Effective and rapid reperfusion is crucial in patients with acute ST-segment elevation myocardial infarction (MI). The preferred strategy for reperfusion—when it can be performed in a timely fashion at an experienced facility—is primary percutaneous coronary intervention (PCI), which produces outcomes superior to those of pharmacologic thrombolysis. 1
Unfortunately, in the United States about half of patients present to hospitals that do not have PCI capability, 2 and in one analysis, 91% of transferred patients had a door-to-balloon time greater than the recommended 90 minutes, with a mean of 152 minutes. 3 (In this case, the door-to-balloon time was the time that elapsed between entry into the first hospital and inflation of the PCI balloon at the second hospital.)
In situations such as these, a combined approach may be appropriate, with thrombolysis delivered by paramedics or at a local facility, followed by transfer to a PCI facility and performance of PCI within a few hours. However, this is feasible only if standardized community-based or regional protocols for prompt transfer and reperfusion are in place.
In this paper we discuss the rationale and the clinical data behind several approaches to combined reperfusion, as well as experiences with community-based care protocols.
WITHIN 3 HOURS OF SYMPTOM ONSET, THROMBOLYSIS IS AS GOOD AS PCI
The PRAGUE-2 Trial
In the randomized PRAGUE-2 trial, 4 patients with ST-elevation MI who presented to a non-PCI facility had better outcomes if they were transferred promptly for PCI (median door-to-balloon time 97 minutes), as opposed to receiving local therapy with streptokinase. However, for patients presenting within 3 hours of symptom onset, the mortality rates were comparable with either strategy. 4
See the glossary of clinical trial names below
The CAPTIM trial
In the CAPTIM trial, 5 patients who presented within 2 hours of symptom onset and who were randomized to receive prehospital thrombolysis had outcomes similar to those of patients treated with primary PCI, despite a short door-to-balloon time (82 minutes).

- _Information provided_
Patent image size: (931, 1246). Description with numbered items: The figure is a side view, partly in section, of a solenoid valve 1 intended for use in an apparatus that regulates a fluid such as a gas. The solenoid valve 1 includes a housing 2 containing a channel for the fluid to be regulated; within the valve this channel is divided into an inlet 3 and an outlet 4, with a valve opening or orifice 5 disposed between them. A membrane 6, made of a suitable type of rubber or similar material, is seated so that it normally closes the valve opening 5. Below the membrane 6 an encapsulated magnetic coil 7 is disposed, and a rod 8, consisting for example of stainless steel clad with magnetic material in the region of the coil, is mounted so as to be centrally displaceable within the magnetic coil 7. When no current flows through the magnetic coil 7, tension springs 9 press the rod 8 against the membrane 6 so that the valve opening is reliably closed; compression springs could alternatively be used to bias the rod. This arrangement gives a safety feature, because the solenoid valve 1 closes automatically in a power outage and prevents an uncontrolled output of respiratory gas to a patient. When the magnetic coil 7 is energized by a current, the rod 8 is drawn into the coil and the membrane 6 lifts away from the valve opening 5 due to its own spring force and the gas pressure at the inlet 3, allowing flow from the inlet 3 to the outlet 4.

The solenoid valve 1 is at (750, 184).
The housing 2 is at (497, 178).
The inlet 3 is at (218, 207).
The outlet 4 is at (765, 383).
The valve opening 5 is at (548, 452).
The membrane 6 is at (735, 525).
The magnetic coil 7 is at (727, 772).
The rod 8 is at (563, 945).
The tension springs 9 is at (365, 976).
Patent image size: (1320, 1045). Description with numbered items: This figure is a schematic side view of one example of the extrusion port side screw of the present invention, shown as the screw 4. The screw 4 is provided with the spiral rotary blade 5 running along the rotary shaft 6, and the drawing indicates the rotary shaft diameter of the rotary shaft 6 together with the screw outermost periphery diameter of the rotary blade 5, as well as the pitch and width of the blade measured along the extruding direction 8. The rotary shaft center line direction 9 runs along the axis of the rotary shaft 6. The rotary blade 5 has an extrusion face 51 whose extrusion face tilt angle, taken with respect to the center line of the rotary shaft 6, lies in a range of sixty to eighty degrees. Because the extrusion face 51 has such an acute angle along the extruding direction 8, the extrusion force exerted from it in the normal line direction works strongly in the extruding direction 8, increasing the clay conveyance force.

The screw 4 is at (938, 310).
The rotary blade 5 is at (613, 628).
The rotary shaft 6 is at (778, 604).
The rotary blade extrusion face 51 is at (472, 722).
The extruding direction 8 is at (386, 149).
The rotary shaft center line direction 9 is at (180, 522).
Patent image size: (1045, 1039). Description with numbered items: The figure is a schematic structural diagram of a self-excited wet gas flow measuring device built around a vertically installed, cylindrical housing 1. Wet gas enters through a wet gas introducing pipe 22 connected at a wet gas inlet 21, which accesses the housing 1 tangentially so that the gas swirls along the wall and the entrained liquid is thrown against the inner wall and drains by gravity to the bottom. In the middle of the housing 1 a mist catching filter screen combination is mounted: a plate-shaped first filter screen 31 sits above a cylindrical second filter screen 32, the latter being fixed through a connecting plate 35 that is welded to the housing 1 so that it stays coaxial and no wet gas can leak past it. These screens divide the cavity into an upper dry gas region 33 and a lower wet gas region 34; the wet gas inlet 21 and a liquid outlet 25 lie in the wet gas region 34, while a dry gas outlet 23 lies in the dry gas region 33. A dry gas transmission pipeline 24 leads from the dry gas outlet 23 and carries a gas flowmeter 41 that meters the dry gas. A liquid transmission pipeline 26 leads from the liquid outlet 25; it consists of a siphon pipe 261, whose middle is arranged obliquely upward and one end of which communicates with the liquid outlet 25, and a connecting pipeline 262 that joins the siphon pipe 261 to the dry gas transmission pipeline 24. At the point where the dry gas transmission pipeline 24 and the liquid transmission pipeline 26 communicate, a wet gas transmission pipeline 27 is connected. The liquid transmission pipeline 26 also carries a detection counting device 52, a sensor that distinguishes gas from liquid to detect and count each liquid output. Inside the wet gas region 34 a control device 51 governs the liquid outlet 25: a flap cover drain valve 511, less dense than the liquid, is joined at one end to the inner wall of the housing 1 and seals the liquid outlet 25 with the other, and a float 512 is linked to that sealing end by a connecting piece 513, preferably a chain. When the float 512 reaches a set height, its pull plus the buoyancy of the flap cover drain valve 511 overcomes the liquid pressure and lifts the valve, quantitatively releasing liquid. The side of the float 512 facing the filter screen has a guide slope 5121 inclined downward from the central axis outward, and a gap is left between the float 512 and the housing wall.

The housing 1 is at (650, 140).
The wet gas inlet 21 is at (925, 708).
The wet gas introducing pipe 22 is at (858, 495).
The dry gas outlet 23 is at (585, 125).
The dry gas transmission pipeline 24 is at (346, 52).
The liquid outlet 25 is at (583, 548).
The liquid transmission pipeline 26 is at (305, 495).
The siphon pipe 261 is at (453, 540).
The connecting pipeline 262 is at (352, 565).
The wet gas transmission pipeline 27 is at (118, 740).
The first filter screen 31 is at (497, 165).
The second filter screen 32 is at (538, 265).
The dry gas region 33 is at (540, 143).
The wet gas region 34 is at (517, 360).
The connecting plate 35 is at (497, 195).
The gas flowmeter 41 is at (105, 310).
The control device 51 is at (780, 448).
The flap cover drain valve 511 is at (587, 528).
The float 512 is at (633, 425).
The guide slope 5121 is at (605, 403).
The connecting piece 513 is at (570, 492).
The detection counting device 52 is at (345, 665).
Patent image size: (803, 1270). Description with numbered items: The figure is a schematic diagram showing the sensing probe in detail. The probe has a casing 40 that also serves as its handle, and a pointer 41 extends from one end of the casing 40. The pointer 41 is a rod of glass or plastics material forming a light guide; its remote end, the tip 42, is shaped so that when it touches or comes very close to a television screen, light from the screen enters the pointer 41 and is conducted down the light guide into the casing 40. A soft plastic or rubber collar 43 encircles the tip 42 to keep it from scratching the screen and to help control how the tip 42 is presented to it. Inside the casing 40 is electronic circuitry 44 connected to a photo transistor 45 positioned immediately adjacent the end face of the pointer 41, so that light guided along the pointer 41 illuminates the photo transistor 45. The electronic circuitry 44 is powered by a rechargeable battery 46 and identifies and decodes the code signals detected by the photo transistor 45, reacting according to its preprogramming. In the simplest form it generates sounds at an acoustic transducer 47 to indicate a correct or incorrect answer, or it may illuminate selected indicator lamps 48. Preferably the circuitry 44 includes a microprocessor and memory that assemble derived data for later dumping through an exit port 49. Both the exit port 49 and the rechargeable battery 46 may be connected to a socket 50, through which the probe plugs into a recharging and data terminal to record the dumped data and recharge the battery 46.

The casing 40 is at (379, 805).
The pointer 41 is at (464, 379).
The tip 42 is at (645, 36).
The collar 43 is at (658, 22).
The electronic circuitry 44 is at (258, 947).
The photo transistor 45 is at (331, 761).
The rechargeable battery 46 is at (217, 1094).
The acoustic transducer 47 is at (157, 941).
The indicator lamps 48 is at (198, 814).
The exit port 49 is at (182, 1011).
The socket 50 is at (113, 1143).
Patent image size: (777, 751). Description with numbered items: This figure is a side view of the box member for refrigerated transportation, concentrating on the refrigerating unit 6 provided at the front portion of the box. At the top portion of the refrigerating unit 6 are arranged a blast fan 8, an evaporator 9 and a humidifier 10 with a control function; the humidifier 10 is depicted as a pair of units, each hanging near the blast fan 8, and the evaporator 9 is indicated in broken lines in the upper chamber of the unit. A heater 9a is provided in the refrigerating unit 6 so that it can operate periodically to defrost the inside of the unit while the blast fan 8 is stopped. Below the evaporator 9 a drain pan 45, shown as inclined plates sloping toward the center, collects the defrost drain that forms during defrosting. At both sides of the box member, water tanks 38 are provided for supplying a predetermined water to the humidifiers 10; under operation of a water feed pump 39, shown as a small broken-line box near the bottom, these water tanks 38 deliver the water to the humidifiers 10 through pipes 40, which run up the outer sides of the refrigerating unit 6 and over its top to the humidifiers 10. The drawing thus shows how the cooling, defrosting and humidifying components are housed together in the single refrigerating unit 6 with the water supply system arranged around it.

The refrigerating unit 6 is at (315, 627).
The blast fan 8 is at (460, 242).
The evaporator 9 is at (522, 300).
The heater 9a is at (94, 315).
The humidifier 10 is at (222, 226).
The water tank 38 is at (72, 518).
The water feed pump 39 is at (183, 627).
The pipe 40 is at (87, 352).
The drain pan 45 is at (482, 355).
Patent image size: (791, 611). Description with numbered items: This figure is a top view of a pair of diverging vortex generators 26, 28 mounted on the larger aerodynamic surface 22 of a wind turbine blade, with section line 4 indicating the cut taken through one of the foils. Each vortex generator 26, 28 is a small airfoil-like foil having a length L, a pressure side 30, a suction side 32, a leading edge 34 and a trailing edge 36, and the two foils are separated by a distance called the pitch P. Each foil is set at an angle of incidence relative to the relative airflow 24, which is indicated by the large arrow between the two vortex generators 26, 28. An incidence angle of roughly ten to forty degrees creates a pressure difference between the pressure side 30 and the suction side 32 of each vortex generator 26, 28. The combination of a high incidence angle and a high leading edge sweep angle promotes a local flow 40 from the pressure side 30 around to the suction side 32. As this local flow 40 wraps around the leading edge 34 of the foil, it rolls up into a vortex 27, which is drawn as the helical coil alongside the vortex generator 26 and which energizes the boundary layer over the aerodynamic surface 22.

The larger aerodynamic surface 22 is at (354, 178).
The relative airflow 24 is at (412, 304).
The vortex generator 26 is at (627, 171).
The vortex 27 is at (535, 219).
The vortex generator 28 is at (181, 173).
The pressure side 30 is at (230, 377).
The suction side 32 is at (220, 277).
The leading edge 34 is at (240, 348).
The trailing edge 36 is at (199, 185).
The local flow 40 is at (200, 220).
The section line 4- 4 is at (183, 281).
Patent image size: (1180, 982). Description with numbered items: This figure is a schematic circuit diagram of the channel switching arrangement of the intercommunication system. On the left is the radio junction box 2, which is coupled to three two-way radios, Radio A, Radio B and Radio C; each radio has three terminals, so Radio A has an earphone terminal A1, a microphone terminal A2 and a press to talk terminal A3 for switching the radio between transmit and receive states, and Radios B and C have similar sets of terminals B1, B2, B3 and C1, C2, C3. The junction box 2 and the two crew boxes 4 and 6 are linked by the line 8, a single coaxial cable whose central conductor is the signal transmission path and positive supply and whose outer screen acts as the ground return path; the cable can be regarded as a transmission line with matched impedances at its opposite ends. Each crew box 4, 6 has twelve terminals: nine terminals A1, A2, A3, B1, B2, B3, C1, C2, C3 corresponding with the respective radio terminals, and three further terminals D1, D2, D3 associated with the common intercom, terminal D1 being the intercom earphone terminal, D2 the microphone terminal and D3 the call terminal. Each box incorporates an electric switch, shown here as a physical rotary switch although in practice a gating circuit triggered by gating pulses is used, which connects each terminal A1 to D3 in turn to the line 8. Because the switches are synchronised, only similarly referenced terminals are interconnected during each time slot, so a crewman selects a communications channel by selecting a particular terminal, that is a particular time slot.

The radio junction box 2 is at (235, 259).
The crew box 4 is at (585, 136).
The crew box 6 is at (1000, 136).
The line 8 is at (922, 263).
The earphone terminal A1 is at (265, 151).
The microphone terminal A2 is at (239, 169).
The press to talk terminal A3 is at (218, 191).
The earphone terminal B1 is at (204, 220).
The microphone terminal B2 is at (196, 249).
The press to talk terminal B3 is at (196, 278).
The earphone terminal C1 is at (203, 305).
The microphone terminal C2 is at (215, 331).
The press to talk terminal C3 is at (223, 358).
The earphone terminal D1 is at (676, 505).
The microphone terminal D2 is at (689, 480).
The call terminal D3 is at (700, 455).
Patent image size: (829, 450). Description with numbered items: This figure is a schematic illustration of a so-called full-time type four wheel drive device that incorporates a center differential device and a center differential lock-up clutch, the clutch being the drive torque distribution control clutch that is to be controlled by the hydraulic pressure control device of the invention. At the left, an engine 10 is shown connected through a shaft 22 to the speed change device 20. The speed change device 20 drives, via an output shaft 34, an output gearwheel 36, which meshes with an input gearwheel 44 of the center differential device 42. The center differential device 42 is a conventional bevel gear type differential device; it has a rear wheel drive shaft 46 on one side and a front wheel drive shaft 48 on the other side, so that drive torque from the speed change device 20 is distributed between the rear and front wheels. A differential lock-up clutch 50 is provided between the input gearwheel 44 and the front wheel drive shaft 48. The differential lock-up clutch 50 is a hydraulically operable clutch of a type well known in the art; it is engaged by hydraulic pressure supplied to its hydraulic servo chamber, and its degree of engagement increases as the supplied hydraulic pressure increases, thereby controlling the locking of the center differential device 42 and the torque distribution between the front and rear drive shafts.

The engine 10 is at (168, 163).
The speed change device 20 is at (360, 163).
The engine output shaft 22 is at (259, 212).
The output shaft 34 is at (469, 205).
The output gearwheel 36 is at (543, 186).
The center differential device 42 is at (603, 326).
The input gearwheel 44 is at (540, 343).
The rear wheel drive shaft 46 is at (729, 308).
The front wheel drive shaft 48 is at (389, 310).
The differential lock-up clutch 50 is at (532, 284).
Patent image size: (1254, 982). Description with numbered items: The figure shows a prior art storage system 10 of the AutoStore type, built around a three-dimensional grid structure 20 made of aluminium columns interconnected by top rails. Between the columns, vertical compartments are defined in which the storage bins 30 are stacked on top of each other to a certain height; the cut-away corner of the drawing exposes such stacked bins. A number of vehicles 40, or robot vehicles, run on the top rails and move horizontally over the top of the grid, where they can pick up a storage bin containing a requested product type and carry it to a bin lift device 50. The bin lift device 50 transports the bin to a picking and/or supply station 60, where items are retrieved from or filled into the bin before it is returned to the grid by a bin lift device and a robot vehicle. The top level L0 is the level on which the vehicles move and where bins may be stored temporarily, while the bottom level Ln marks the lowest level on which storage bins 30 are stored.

- _Problem details_
Write the next part of the article on reperfusion strategies for ST-elevation myocardial infarction, picking up after its final sentence about the CAPTIM trial.

- _Response box_
The Vienna STEMI Registry
In the Vienna STEMI Registry, 6 the mortality rates with primary PCI and with thrombolysis were similar when patients presented within 2 hours of symptom onset. However, as the time from symptom onset increased, primary PCI appeared to offer an increasing survival benefit compared with thrombolysis.
Comments: Thrombolysis is effective mostly in the first 2 to 3 hours, with some benefit up to 12 hours
Previous studies have shown that the sooner thrombolysis is given after symptom onset, the more effective it is. If it is given within an hour of symptom onset, the relative reduction in the mortality rate is 50% and the absolute reduction is 6.5% compared with no reperfusion therapy. If it is started in the second hour, the absolute reduction in the mortality rate drops to 4%, and a lesser benefit extends to patients presenting up to 12 hours after symptom onset. 7 This time-dependent benefit is due to the fact that very early reperfusion of the occluded coronary artery may lead to full recovery of ischemic tissue and thus prevent necrosis. In addition, thrombolysis in the first 2 hours is highly efficacious in lysing a fresh thrombus.